Begin TEXT PROVIDED

Hi Rob,

seems like Fuseki doesn't handle gzip. I created the file with `tar -cvzf 
tar_test.ttl.gz large_input.ttl` so it should be a standard gzip.
Uploading fails with the following log:

[2018-09-13 11:23:33] Fuseki     ERROR [line: 1, col: 1 ] Out of place: 
[KEYWORD:PaxHeader]
[2018-09-13 11:23:50] Fuseki     INFO  [9] 400 Parse error: [line: 1, col: 1 ] 
Out of place: [KEYWORD:PaxHeader] (16.674 s)

Markus

> Am 13.09.2018 um 11:59 schrieb Rob Vesse <[email protected]>:
> 
> Markus
> 
> Jena in general should transparently recognize and handle files with a .gz 
> extension provided they follow the standard approach of appending this after 
> the normal file extension i.e. .ttl.gz  I checked the Fuseki code and GZipped 
> uploads should be supported
> 
> From Jena 3.8.0 support is also provided for BZip2 files with a .bz2 
> extension and Snappy compressed files with a .sz extension.  Although looking 
> at the Fuseki code not sure this is wired up into Fuseki currently.
> 
> Rob
> 
> On 13/09/2018, 10:49, "Markus Neumann" <[email protected]> wrote:
> 
>    Hi Rob,
> 
>> Am 13.09.2018 um 11:41 schrieb Rob Vesse <[email protected]>:
>> 
>> Markus
>> 
>> Comments inline:
>> 
>> On 12/09/2018, 16:09, "Markus Neumann" <[email protected]> wrote:
>> 
>>   Hi,
>> 
>>   we are running a Fuseki server that will hold about 2.2 * 10^9 triples of 
>> meteorological data eventually.
>>   I currently run it with "-Xmx80GB" on a 128GB Server. The database is TDB2 
>> on a 900GB SSD.
>> 
>>   Now I face several performance issues:
>>   1. Inserting data:
>>      It takes more than one hour to upload the measurements of a month 
>> (7.5GB .ttl file ~ 16 Mio triples) (using the data-upload web-interface of 
>> fuseki)
>>      Is there a way to do this faster? 
>> 
>> At a minimum try GZipping the file and uploading it in GZipped form to 
>> reduce the amount of data transferred over the network.  It is possible that 
>> your bottleneck here is actually network upload bandwith rather than 
>> anything with Jena itself.  I would expect GZip to substantially reduce the 
>> file size and hopefully improve your load times.
> 
>    I am uploading on the server itself to localhost, so network should not be 
> any issue (or am I missing something?).
>    Can fuseki handle gzipped ttl files?
> 
>> Secondly TDB is typically reported to achieve load speeds of up to around 
>> 200k triples/second, although that if for offline bulk loads with SSDs.  
>> Even if we assume you could achieve only 25k triples/second that would 
>> suggest a theoretical load time of approximately 11 minutes.  If you can 
>> setup your system so the TDB database is written to an SSD that will improve 
>> your performance to some extent.
>    We are on a SSD setup. 11minutes would be something, we could live with...

End TEXT PROVIDED

[WHAT THIS EXERCISE ASKS]
a) According to the email thread, starting with which Jena version are BZip2 files with a .bz2 extension supported?
b) Output the email thread word for word, everything from "[2018-09-13 11:23:33] Fuseki" down to "[KEYWORD:PaxHeader] (16.674 s)".

Begin EXTRACTED MATERIAL

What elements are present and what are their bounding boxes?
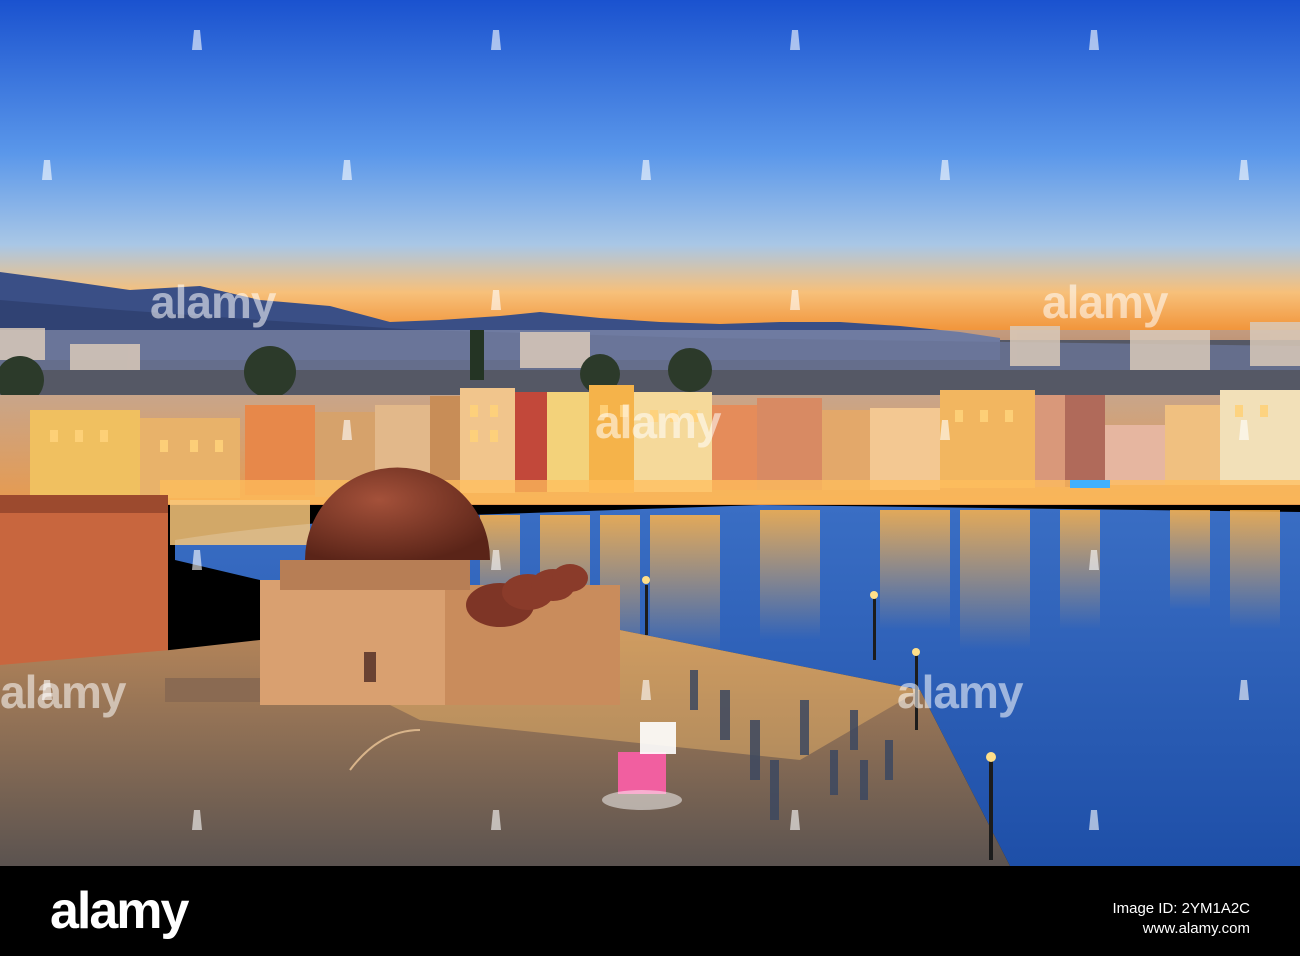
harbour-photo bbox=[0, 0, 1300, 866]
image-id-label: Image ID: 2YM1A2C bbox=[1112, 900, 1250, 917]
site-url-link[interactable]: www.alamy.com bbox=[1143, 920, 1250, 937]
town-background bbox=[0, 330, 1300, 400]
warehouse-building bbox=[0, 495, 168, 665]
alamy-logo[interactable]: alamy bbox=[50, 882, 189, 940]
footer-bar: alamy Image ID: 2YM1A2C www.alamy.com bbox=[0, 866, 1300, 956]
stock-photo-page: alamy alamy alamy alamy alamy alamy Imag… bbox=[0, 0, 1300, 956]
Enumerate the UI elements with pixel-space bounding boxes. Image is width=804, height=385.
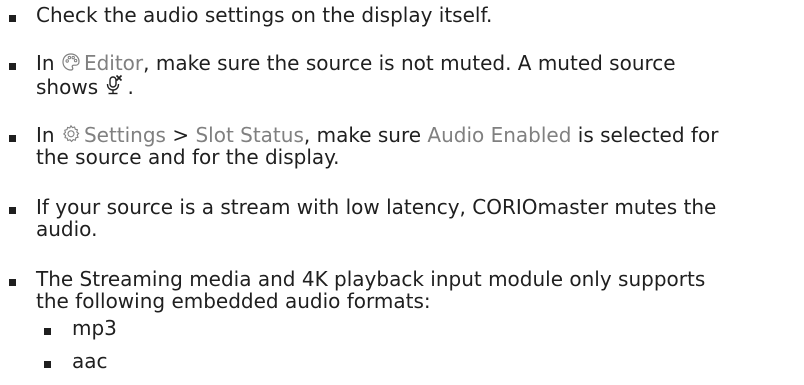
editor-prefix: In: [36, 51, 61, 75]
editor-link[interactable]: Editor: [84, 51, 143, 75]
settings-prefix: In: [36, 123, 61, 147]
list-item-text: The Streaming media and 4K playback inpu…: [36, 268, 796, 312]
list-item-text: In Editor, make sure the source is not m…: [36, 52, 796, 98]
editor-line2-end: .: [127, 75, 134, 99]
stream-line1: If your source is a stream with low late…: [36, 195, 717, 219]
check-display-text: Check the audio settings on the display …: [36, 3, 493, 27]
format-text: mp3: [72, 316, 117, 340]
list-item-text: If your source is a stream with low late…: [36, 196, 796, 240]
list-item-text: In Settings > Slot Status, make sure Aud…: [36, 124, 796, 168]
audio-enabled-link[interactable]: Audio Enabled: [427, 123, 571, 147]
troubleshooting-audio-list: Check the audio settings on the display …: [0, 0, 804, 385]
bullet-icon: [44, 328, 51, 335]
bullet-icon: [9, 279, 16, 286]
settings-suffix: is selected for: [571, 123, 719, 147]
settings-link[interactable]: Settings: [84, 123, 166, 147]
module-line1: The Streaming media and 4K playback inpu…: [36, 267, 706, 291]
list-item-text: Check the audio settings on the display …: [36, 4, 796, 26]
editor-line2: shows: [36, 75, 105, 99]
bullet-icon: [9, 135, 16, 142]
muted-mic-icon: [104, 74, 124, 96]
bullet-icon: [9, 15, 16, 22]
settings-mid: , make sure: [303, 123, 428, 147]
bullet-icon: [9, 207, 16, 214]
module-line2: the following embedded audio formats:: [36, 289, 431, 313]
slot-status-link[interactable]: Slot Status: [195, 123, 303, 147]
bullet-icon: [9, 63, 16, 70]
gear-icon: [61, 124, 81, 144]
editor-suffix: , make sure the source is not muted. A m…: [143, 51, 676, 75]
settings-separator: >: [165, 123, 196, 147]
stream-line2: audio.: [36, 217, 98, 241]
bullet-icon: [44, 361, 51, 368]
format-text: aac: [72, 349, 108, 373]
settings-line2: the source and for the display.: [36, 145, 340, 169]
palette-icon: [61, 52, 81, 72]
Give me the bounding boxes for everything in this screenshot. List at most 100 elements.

End EXTRACTED MATERIAL

[FULL ANSWERS]
a) Jena 3.8.0

b)
[2018-09-13 11:23:33] Fuseki     ERROR [line: 1, col: 1 ] Out of place: 
[KEYWORD:PaxHeader]
[2018-09-13 11:23:50] Fuseki     INFO  [9] 400 Parse error: [line: 1, col: 1 ] 
Out of place: [KEYWORD:PaxHeader] (16.674 s)